┏━━

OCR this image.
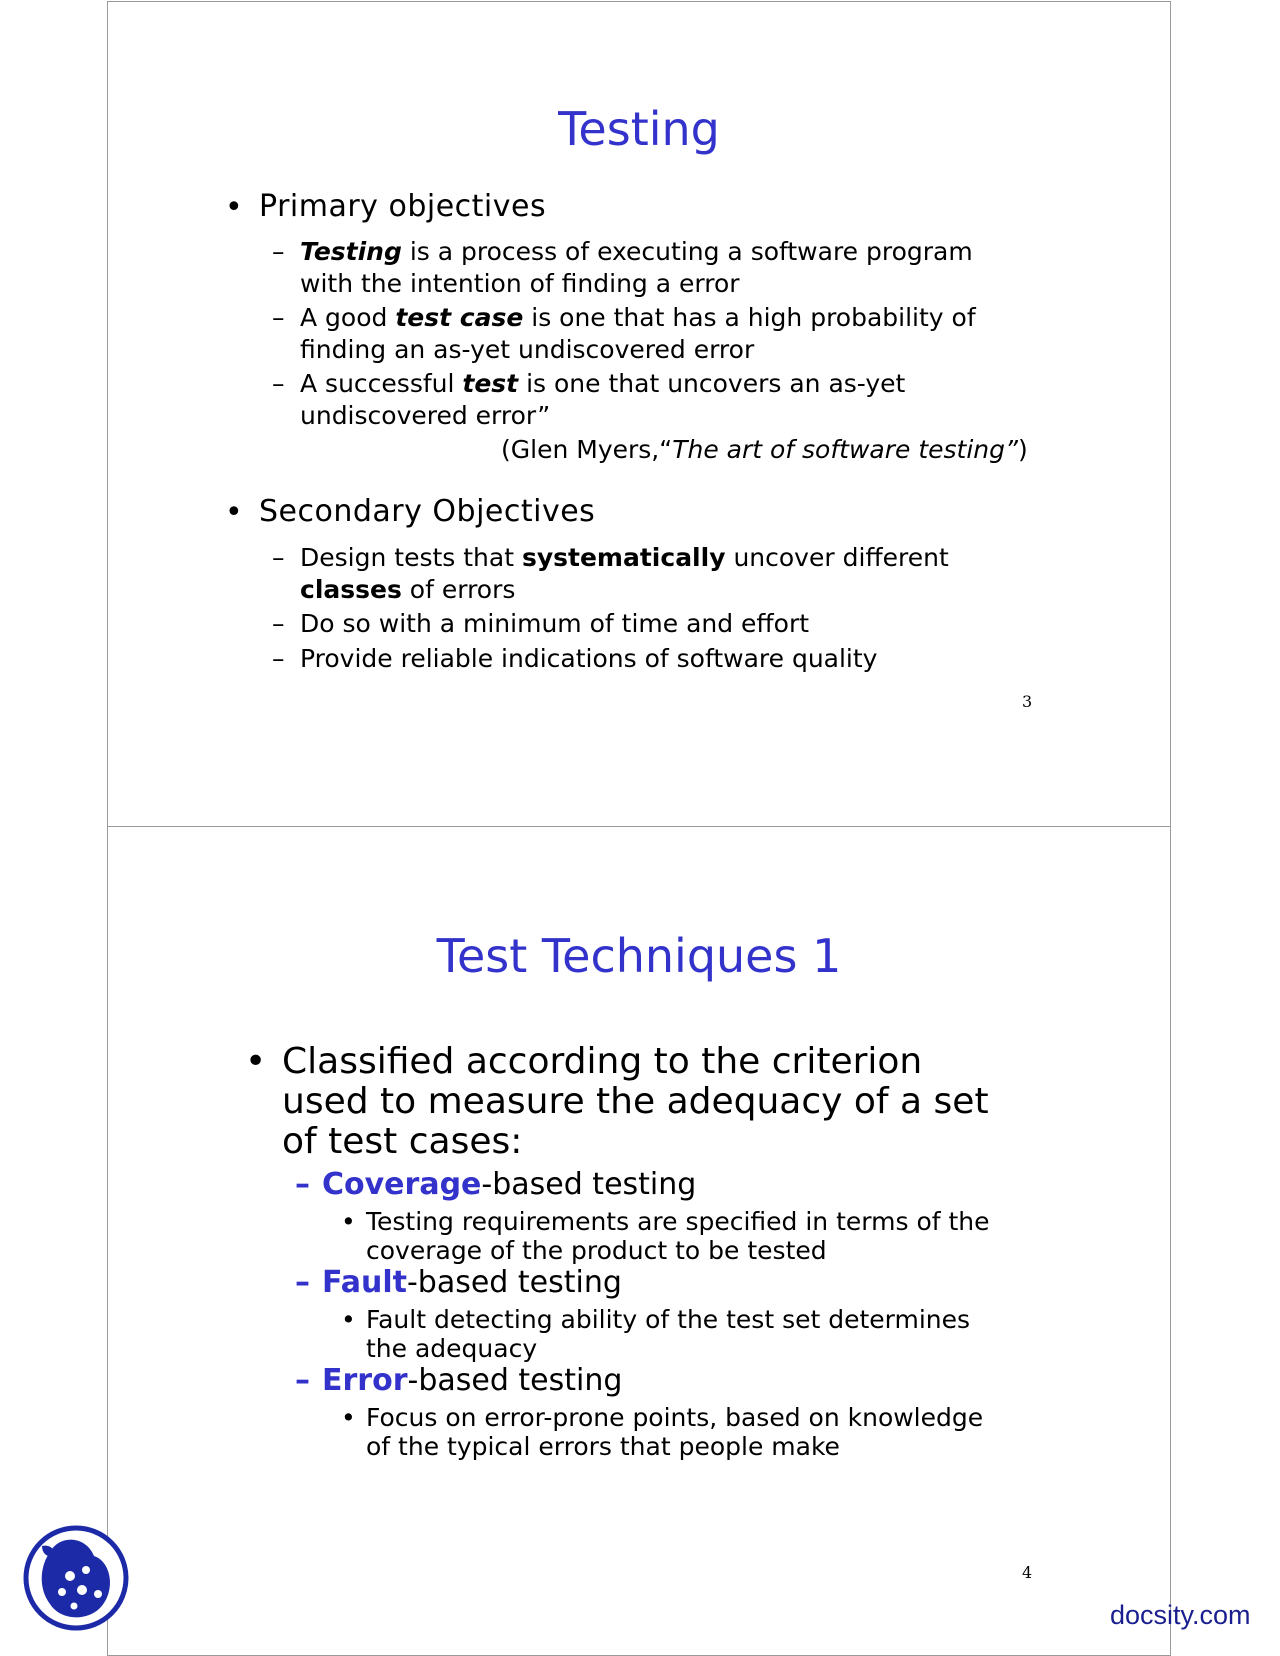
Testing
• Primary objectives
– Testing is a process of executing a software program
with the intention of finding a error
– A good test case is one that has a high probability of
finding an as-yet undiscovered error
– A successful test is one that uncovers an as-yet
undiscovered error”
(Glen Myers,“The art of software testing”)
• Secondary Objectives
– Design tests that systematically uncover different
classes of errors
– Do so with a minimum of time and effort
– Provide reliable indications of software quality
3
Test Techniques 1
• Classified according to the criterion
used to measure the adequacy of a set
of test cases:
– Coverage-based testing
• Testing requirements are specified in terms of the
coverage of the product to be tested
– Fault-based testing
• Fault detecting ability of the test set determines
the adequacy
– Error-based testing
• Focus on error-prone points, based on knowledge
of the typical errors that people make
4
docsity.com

┗━━

#### PROBLEM STATEMENT:
Return every line of the records exactly as given, pictures excluded.

#### SOLUTION TO THIS TASK:
OCR this image.
Testing
• Primary objectives
– Testing is a process of executing a software program
with the intention of finding a error
– A good test case is one that has a high probability of
finding an as-yet undiscovered error
– A successful test is one that uncovers an as-yet
undiscovered error”
(Glen Myers,“The art of software testing”)
• Secondary Objectives
– Design tests that systematically uncover different
classes of errors
– Do so with a minimum of time and effort
– Provide reliable indications of software quality
3
Test Techniques 1
• Classified according to the criterion
used to measure the adequacy of a set
of test cases:
– Coverage-based testing
• Testing requirements are specified in terms of the
coverage of the product to be tested
– Fault-based testing
• Fault detecting ability of the test set determines
the adequacy
– Error-based testing
• Focus on error-prone points, based on knowledge
of the typical errors that people make
4
docsity.com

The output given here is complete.